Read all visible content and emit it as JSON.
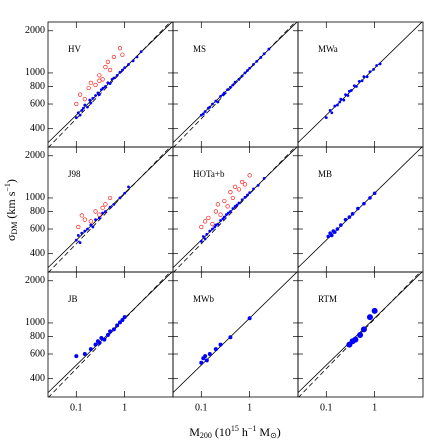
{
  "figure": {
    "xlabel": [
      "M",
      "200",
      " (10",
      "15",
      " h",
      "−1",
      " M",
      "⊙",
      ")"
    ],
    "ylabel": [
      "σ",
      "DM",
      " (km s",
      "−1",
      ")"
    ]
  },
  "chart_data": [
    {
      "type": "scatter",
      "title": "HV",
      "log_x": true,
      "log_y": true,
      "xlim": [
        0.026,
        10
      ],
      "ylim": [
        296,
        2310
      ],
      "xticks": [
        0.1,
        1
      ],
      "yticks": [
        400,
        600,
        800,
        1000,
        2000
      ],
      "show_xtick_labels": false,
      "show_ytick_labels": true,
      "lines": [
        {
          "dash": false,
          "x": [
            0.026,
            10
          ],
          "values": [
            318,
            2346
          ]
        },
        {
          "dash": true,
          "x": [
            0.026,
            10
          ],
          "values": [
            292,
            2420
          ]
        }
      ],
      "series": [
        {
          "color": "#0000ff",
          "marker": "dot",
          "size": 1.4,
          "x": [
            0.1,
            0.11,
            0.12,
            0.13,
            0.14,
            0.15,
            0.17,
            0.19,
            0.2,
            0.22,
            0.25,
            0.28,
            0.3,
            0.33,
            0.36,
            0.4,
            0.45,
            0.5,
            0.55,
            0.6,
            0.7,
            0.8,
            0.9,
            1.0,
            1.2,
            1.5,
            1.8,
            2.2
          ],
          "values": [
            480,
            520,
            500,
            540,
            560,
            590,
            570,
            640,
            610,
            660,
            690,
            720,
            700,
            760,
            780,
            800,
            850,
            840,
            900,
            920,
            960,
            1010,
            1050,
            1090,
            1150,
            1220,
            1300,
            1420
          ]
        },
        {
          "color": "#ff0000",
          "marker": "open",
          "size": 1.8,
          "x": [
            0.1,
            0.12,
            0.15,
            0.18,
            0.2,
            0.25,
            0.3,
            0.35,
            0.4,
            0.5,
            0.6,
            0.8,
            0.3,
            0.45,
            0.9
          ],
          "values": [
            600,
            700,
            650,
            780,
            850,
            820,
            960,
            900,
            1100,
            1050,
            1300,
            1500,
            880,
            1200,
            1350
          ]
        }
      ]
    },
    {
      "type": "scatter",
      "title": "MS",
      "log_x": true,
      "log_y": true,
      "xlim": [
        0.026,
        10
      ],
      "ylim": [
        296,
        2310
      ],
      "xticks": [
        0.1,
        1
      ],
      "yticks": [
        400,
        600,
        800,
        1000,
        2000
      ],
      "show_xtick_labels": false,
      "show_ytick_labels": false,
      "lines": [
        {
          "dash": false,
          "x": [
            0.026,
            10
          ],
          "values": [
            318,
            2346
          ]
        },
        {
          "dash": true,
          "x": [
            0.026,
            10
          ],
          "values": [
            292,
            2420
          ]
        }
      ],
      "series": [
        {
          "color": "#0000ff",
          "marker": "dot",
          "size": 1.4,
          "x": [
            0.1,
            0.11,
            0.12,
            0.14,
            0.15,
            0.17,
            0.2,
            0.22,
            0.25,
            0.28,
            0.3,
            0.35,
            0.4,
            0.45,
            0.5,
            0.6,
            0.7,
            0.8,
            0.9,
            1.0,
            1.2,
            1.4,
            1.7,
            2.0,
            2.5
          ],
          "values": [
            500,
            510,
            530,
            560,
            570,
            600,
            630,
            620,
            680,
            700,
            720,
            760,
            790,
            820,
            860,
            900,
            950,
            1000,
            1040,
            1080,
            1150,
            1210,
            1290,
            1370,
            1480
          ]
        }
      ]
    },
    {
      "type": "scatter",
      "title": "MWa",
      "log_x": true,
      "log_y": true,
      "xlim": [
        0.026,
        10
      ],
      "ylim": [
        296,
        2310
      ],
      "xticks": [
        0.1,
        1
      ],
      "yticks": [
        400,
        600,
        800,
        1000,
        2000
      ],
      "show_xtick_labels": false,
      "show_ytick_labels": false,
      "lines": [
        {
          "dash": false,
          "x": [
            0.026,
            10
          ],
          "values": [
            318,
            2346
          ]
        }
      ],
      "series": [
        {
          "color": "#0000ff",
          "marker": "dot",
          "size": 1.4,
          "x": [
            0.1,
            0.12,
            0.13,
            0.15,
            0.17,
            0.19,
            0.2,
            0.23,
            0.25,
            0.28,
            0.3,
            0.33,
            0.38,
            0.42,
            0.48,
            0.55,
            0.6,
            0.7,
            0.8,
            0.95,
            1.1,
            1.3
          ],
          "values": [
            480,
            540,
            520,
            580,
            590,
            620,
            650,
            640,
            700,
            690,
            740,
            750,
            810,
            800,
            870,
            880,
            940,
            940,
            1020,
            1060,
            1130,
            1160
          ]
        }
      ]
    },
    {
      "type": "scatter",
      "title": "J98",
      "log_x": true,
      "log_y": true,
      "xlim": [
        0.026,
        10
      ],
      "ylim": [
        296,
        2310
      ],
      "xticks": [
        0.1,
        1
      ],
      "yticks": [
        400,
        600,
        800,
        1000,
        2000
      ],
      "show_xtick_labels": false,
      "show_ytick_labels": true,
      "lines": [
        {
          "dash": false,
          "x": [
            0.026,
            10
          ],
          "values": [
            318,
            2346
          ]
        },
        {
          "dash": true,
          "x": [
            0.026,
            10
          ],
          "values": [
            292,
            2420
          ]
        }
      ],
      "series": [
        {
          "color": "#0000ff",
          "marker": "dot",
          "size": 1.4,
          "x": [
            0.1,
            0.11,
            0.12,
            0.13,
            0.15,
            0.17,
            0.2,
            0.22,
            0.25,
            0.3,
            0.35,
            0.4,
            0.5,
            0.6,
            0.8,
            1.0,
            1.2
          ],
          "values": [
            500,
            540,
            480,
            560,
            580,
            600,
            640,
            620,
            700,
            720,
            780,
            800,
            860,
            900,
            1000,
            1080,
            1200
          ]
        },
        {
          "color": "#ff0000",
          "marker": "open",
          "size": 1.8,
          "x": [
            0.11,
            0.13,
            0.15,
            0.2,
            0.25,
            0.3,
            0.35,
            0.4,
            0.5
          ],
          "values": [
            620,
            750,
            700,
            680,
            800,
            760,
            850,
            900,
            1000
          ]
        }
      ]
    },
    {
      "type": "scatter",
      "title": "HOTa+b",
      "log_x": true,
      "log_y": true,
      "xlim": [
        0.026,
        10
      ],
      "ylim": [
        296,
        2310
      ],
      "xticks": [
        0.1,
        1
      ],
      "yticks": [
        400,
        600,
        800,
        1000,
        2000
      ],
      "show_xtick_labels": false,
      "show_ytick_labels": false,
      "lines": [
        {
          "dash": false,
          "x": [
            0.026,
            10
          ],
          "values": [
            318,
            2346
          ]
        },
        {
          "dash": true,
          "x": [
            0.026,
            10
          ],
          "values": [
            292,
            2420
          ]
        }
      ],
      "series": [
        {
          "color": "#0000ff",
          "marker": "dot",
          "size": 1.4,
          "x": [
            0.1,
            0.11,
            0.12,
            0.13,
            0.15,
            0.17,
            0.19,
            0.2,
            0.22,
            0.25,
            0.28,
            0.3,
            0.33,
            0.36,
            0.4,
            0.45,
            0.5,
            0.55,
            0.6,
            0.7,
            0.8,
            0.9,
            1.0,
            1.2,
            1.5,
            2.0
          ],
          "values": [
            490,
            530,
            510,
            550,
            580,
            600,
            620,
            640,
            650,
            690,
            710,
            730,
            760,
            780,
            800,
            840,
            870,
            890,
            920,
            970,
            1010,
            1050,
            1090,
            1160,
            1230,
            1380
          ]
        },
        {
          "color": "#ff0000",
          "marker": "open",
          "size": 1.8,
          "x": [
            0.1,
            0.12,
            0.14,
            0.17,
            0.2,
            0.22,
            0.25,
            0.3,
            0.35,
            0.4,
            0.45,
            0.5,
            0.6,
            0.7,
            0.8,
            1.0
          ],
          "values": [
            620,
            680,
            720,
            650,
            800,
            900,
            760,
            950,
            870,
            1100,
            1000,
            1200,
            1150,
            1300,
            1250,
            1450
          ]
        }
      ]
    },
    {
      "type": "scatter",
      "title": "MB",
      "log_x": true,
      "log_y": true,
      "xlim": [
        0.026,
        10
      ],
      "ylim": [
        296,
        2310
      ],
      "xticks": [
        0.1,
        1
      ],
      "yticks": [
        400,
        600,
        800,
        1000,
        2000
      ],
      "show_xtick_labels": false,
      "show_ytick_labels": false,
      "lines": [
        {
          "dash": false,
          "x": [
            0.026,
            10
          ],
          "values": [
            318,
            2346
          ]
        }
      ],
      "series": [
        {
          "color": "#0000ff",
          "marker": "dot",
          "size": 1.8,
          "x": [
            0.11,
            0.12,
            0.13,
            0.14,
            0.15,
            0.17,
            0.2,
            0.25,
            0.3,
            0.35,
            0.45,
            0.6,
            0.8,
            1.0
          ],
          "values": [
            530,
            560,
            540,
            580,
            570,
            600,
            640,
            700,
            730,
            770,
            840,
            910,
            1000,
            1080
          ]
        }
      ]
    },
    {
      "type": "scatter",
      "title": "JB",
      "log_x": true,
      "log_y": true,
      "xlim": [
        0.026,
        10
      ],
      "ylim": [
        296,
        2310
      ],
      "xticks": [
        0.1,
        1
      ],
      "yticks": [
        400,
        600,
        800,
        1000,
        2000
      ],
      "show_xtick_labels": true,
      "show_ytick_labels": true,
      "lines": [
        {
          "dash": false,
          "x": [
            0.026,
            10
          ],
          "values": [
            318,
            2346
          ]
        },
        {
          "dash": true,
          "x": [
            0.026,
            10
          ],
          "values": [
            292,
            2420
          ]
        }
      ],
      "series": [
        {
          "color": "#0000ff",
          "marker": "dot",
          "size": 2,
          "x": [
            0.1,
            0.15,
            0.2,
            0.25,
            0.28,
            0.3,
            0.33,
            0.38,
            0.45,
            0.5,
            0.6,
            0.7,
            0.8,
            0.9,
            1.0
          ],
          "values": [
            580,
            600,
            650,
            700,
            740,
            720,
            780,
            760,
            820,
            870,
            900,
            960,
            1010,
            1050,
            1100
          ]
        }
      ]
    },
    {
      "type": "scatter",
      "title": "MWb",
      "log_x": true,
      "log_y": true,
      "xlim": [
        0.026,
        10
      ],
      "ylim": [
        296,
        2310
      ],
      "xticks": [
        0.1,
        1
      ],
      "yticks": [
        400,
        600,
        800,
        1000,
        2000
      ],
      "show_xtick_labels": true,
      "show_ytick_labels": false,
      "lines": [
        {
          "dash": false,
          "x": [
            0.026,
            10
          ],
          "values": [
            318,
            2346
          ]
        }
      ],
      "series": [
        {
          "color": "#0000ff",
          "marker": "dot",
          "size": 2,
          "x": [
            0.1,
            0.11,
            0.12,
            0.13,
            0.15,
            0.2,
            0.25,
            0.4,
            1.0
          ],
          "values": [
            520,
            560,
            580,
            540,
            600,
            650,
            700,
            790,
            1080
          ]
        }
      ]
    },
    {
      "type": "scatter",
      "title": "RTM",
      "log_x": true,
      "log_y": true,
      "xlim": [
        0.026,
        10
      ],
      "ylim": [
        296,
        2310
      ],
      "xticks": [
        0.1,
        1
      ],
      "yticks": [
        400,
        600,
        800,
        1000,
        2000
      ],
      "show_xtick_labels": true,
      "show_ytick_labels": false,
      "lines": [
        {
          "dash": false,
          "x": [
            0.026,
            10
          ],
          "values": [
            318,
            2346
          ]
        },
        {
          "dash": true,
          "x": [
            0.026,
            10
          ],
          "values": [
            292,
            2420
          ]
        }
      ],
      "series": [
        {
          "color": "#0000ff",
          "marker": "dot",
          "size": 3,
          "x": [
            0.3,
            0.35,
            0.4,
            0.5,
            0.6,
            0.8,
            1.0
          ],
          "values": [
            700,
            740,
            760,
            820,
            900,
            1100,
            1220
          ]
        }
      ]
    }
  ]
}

» **Objective**
Of the lines in this material, state how many hold the string "title". Write no other words.

» **Solution to this exercise**
9